#### Written instruction:
Skip the pictures and quote all of the lines exactly.

** Start of Available data **

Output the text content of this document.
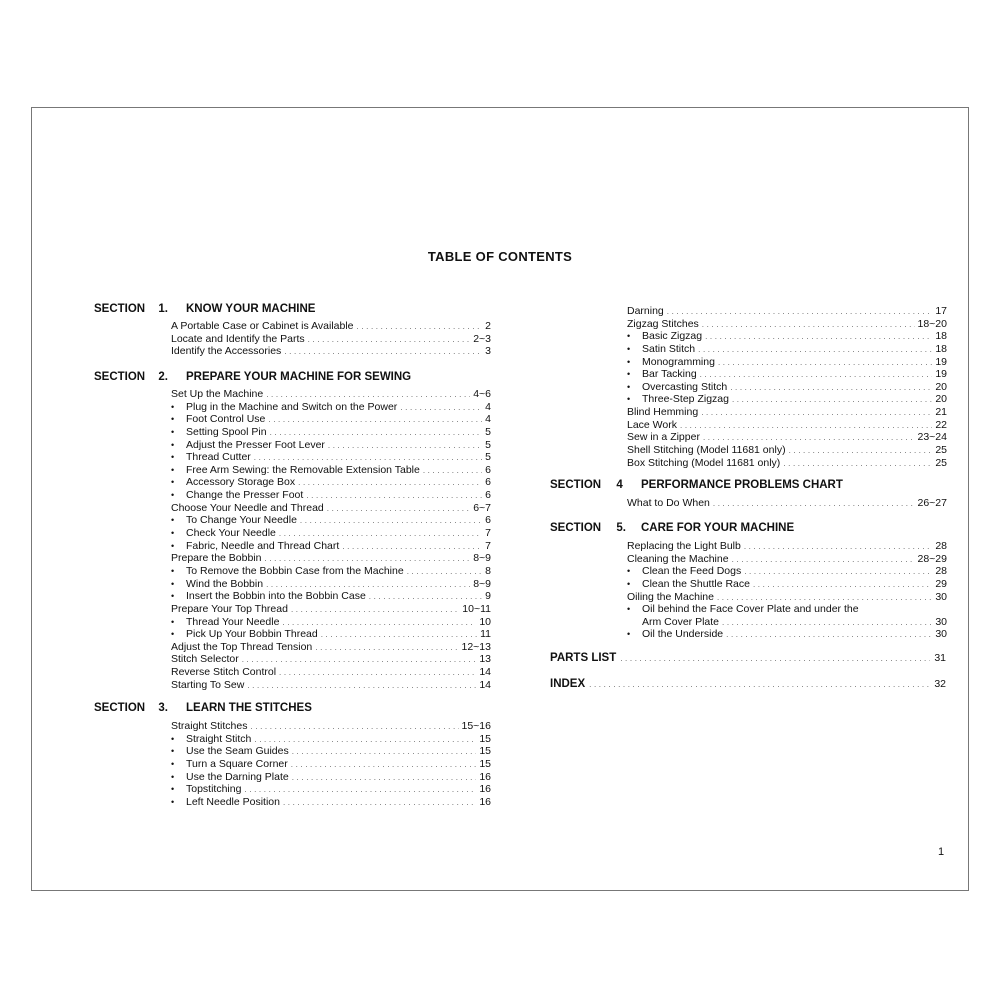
TABLE OF CONTENTS
SECTION 1. KNOW YOUR MACHINE
SECTION 2. PREPARE YOUR MACHINE FOR SEWING
SECTION 3. LEARN THE STITCHES
SECTION 4 PERFORMANCE PROBLEMS CHART
SECTION 5. CARE FOR YOUR MACHINE
A Portable Case or Cabinet is Available .....	2
Locate and Identify the Parts .....	2~3
Identify the Accessories .....	3
Set Up the Machine .....	4~6
• Plug in the Machine and Switch on the Power .....	4
• Foot Control Use .....	4
• Setting Spool Pin .....	5
• Adjust the Presser Foot Lever .....	5
• Thread Cutter .....	5
• Free Arm Sewing: the Removable Extension Table .....	6
• Accessory Storage Box .....	6
• Change the Presser Foot .....	6
Choose Your Needle and Thread .....	6~7
• To Change Your Needle .....	6
• Check Your Needle .....	7
• Fabric, Needle and Thread Chart .....	7
Prepare the Bobbin .....	8~9
• To Remove the Bobbin Case from the Machine .....	8
• Wind the Bobbin .....	8~9
• Insert the Bobbin into the Bobbin Case .....	9
Prepare Your Top Thread .....	10~11
• Thread Your Needle .....	10
• Pick Up Your Bobbin Thread .....	11
Adjust the Top Thread Tension .....	12~13
Stitch Selector .....	13
Reverse Stitch Control .....	14
Starting To Sew .....	14
Straight Stitches .....	15~16
• Straight Stitch .....	15
• Use the Seam Guides .....	15
• Turn a Square Corner .....	15
• Use the Darning Plate .....	16
• Topstitching .....	16
• Left Needle Position .....	16
Darning .....	17
Zigzag Stitches .....	18~20
• Basic Zigzag .....	18
• Satin Stitch .....	18
• Monogramming .....	19
• Bar Tacking .....	19
• Overcasting Stitch .....	20
• Three-Step Zigzag .....	20
Blind Hemming .....	21
Lace Work .....	22
Sew in a Zipper .....	23~24
Shell Stitching (Model 11681 only) .....	25
Box Stitching (Model 11681 only) .....	25
What to Do When .....	26~27
Replacing the Light Bulb .....	28
Cleaning the Machine .....	28~29
• Clean the Feed Dogs .....	28
• Clean the Shuttle Race .....	29
Oiling the Machine .....	30
• Oil behind the Face Cover Plate and under the
Arm Cover Plate .....	30
• Oil the Underside .....	30
PARTS LIST .....	31
INDEX .....	32
1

** End of Available data **

#### Task solution:
Output the text content of this document.
TABLE OF CONTENTS
SECTION 1. KNOW YOUR MACHINE
SECTION 2. PREPARE YOUR MACHINE FOR SEWING
SECTION 3. LEARN THE STITCHES
SECTION 4 PERFORMANCE PROBLEMS CHART
SECTION 5. CARE FOR YOUR MACHINE
A Portable Case or Cabinet is Available .....	2
Locate and Identify the Parts .....	2~3
Identify the Accessories .....	3
Set Up the Machine .....	4~6
• Plug in the Machine and Switch on the Power .....	4
• Foot Control Use .....	4
• Setting Spool Pin .....	5
• Adjust the Presser Foot Lever .....	5
• Thread Cutter .....	5
• Free Arm Sewing: the Removable Extension Table .....	6
• Accessory Storage Box .....	6
• Change the Presser Foot .....	6
Choose Your Needle and Thread .....	6~7
• To Change Your Needle .....	6
• Check Your Needle .....	7
• Fabric, Needle and Thread Chart .....	7
Prepare the Bobbin .....	8~9
• To Remove the Bobbin Case from the Machine .....	8
• Wind the Bobbin .....	8~9
• Insert the Bobbin into the Bobbin Case .....	9
Prepare Your Top Thread .....	10~11
• Thread Your Needle .....	10
• Pick Up Your Bobbin Thread .....	11
Adjust the Top Thread Tension .....	12~13
Stitch Selector .....	13
Reverse Stitch Control .....	14
Starting To Sew .....	14
Straight Stitches .....	15~16
• Straight Stitch .....	15
• Use the Seam Guides .....	15
• Turn a Square Corner .....	15
• Use the Darning Plate .....	16
• Topstitching .....	16
• Left Needle Position .....	16
Darning .....	17
Zigzag Stitches .....	18~20
• Basic Zigzag .....	18
• Satin Stitch .....	18
• Monogramming .....	19
• Bar Tacking .....	19
• Overcasting Stitch .....	20
• Three-Step Zigzag .....	20
Blind Hemming .....	21
Lace Work .....	22
Sew in a Zipper .....	23~24
Shell Stitching (Model 11681 only) .....	25
Box Stitching (Model 11681 only) .....	25
What to Do When .....	26~27
Replacing the Light Bulb .....	28
Cleaning the Machine .....	28~29
• Clean the Feed Dogs .....	28
• Clean the Shuttle Race .....	29
Oiling the Machine .....	30
• Oil behind the Face Cover Plate and under the
Arm Cover Plate .....	30
• Oil the Underside .....	30
PARTS LIST .....	31
INDEX .....	32
1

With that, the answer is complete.